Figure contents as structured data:
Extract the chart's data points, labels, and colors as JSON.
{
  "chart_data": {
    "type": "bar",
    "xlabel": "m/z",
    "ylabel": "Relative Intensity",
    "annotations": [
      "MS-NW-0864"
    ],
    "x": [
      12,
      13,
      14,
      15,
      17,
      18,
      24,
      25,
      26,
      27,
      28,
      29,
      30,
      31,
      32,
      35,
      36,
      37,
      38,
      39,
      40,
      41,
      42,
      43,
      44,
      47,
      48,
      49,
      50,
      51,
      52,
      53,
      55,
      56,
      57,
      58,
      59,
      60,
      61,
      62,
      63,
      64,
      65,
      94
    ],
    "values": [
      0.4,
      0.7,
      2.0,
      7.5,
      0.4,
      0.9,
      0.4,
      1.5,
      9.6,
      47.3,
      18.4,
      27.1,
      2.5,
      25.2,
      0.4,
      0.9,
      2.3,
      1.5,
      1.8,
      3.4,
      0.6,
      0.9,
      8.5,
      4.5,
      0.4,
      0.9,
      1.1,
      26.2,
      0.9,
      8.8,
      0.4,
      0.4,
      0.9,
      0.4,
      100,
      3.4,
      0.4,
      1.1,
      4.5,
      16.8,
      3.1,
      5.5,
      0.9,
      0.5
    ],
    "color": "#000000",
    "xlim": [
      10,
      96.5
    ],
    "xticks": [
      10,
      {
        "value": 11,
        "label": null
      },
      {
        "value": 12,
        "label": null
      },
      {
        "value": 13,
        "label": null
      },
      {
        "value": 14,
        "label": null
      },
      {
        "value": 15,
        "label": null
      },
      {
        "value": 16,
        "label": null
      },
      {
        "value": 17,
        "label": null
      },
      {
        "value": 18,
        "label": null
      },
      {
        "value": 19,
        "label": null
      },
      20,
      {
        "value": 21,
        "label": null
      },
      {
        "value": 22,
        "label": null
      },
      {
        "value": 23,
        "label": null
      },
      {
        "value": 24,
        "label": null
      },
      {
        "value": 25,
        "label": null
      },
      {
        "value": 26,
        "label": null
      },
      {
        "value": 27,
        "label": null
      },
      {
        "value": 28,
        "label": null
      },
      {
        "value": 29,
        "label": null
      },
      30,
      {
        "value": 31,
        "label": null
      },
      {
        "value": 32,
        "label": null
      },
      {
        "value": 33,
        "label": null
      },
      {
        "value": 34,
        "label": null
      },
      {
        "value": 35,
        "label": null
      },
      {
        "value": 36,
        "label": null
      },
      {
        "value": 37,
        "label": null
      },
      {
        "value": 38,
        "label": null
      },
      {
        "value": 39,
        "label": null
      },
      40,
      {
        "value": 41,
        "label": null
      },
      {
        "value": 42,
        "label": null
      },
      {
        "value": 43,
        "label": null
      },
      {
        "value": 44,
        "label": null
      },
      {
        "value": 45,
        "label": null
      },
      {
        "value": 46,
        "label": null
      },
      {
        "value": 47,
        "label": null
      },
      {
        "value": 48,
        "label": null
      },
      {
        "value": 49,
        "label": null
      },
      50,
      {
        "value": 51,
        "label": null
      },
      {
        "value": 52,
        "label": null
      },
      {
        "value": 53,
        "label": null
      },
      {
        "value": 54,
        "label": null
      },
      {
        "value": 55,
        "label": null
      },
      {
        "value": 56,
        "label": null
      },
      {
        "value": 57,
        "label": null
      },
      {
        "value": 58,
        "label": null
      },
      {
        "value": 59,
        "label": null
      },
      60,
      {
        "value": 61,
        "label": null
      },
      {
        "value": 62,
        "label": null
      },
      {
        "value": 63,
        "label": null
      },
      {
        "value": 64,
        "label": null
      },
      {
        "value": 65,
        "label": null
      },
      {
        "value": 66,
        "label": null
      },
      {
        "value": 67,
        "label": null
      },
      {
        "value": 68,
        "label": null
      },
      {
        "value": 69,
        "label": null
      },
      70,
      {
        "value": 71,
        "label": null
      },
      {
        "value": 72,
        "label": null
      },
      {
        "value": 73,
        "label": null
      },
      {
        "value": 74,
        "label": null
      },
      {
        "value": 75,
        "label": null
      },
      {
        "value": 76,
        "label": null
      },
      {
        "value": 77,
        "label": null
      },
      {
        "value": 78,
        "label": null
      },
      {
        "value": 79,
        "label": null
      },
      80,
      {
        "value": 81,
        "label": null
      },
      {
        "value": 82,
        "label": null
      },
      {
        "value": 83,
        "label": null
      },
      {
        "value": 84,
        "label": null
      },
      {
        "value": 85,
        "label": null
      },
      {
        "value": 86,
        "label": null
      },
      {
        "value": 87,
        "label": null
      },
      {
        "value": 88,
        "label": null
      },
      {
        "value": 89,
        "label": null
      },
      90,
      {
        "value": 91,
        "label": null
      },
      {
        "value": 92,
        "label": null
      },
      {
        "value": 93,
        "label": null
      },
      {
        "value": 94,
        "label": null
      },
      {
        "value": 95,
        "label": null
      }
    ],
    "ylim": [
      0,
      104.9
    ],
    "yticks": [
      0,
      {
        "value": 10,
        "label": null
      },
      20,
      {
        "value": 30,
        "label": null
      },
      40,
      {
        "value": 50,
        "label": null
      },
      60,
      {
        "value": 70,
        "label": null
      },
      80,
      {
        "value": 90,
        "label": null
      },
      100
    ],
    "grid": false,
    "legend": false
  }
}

GOAL OF THE EXERCISE:
Repeat all of the entries exactly.

EXERCISE SOLUTION:
Extract the chart's data points, labels, and colors as JSON.
{
  "chart_data": {
    "type": "bar",
    "xlabel": "m/z",
    "ylabel": "Relative Intensity",
    "annotations": [
      "MS-NW-0864"
    ],
    "x": [
      12,
      13,
      14,
      15,
      17,
      18,
      24,
      25,
      26,
      27,
      28,
      29,
      30,
      31,
      32,
      35,
      36,
      37,
      38,
      39,
      40,
      41,
      42,
      43,
      44,
      47,
      48,
      49,
      50,
      51,
      52,
      53,
      55,
      56,
      57,
      58,
      59,
      60,
      61,
      62,
      63,
      64,
      65,
      94
    ],
    "values": [
      0.4,
      0.7,
      2.0,
      7.5,
      0.4,
      0.9,
      0.4,
      1.5,
      9.6,
      47.3,
      18.4,
      27.1,
      2.5,
      25.2,
      0.4,
      0.9,
      2.3,
      1.5,
      1.8,
      3.4,
      0.6,
      0.9,
      8.5,
      4.5,
      0.4,
      0.9,
      1.1,
      26.2,
      0.9,
      8.8,
      0.4,
      0.4,
      0.9,
      0.4,
      100,
      3.4,
      0.4,
      1.1,
      4.5,
      16.8,
      3.1,
      5.5,
      0.9,
      0.5
    ],
    "color": "#000000",
    "xlim": [
      10,
      96.5
    ],
    "xticks": [
      10,
      {
        "value": 11,
        "label": null
      },
      {
        "value": 12,
        "label": null
      },
      {
        "value": 13,
        "label": null
      },
      {
        "value": 14,
        "label": null
      },
      {
        "value": 15,
        "label": null
      },
      {
        "value": 16,
        "label": null
      },
      {
        "value": 17,
        "label": null
      },
      {
        "value": 18,
        "label": null
      },
      {
        "value": 19,
        "label": null
      },
      20,
      {
        "value": 21,
        "label": null
      },
      {
        "value": 22,
        "label": null
      },
      {
        "value": 23,
        "label": null
      },
      {
        "value": 24,
        "label": null
      },
      {
        "value": 25,
        "label": null
      },
      {
        "value": 26,
        "label": null
      },
      {
        "value": 27,
        "label": null
      },
      {
        "value": 28,
        "label": null
      },
      {
        "value": 29,
        "label": null
      },
      30,
      {
        "value": 31,
        "label": null
      },
      {
        "value": 32,
        "label": null
      },
      {
        "value": 33,
        "label": null
      },
      {
        "value": 34,
        "label": null
      },
      {
        "value": 35,
        "label": null
      },
      {
        "value": 36,
        "label": null
      },
      {
        "value": 37,
        "label": null
      },
      {
        "value": 38,
        "label": null
      },
      {
        "value": 39,
        "label": null
      },
      40,
      {
        "value": 41,
        "label": null
      },
      {
        "value": 42,
        "label": null
      },
      {
        "value": 43,
        "label": null
      },
      {
        "value": 44,
        "label": null
      },
      {
        "value": 45,
        "label": null
      },
      {
        "value": 46,
        "label": null
      },
      {
        "value": 47,
        "label": null
      },
      {
        "value": 48,
        "label": null
      },
      {
        "value": 49,
        "label": null
      },
      50,
      {
        "value": 51,
        "label": null
      },
      {
        "value": 52,
        "label": null
      },
      {
        "value": 53,
        "label": null
      },
      {
        "value": 54,
        "label": null
      },
      {
        "value": 55,
        "label": null
      },
      {
        "value": 56,
        "label": null
      },
      {
        "value": 57,
        "label": null
      },
      {
        "value": 58,
        "label": null
      },
      {
        "value": 59,
        "label": null
      },
      60,
      {
        "value": 61,
        "label": null
      },
      {
        "value": 62,
        "label": null
      },
      {
        "value": 63,
        "label": null
      },
      {
        "value": 64,
        "label": null
      },
      {
        "value": 65,
        "label": null
      },
      {
        "value": 66,
        "label": null
      },
      {
        "value": 67,
        "label": null
      },
      {
        "value": 68,
        "label": null
      },
      {
        "value": 69,
        "label": null
      },
      70,
      {
        "value": 71,
        "label": null
      },
      {
        "value": 72,
        "label": null
      },
      {
        "value": 73,
        "label": null
      },
      {
        "value": 74,
        "label": null
      },
      {
        "value": 75,
        "label": null
      },
      {
        "value": 76,
        "label": null
      },
      {
        "value": 77,
        "label": null
      },
      {
        "value": 78,
        "label": null
      },
      {
        "value": 79,
        "label": null
      },
      80,
      {
        "value": 81,
        "label": null
      },
      {
        "value": 82,
        "label": null
      },
      {
        "value": 83,
        "label": null
      },
      {
        "value": 84,
        "label": null
      },
      {
        "value": 85,
        "label": null
      },
      {
        "value": 86,
        "label": null
      },
      {
        "value": 87,
        "label": null
      },
      {
        "value": 88,
        "label": null
      },
      {
        "value": 89,
        "label": null
      },
      90,
      {
        "value": 91,
        "label": null
      },
      {
        "value": 92,
        "label": null
      },
      {
        "value": 93,
        "label": null
      },
      {
        "value": 94,
        "label": null
      },
      {
        "value": 95,
        "label": null
      }
    ],
    "ylim": [
      0,
      104.9
    ],
    "yticks": [
      0,
      {
        "value": 10,
        "label": null
      },
      20,
      {
        "value": 30,
        "label": null
      },
      40,
      {
        "value": 50,
        "label": null
      },
      60,
      {
        "value": 70,
        "label": null
      },
      80,
      {
        "value": 90,
        "label": null
      },
      100
    ],
    "grid": false,
    "legend": false
  }
}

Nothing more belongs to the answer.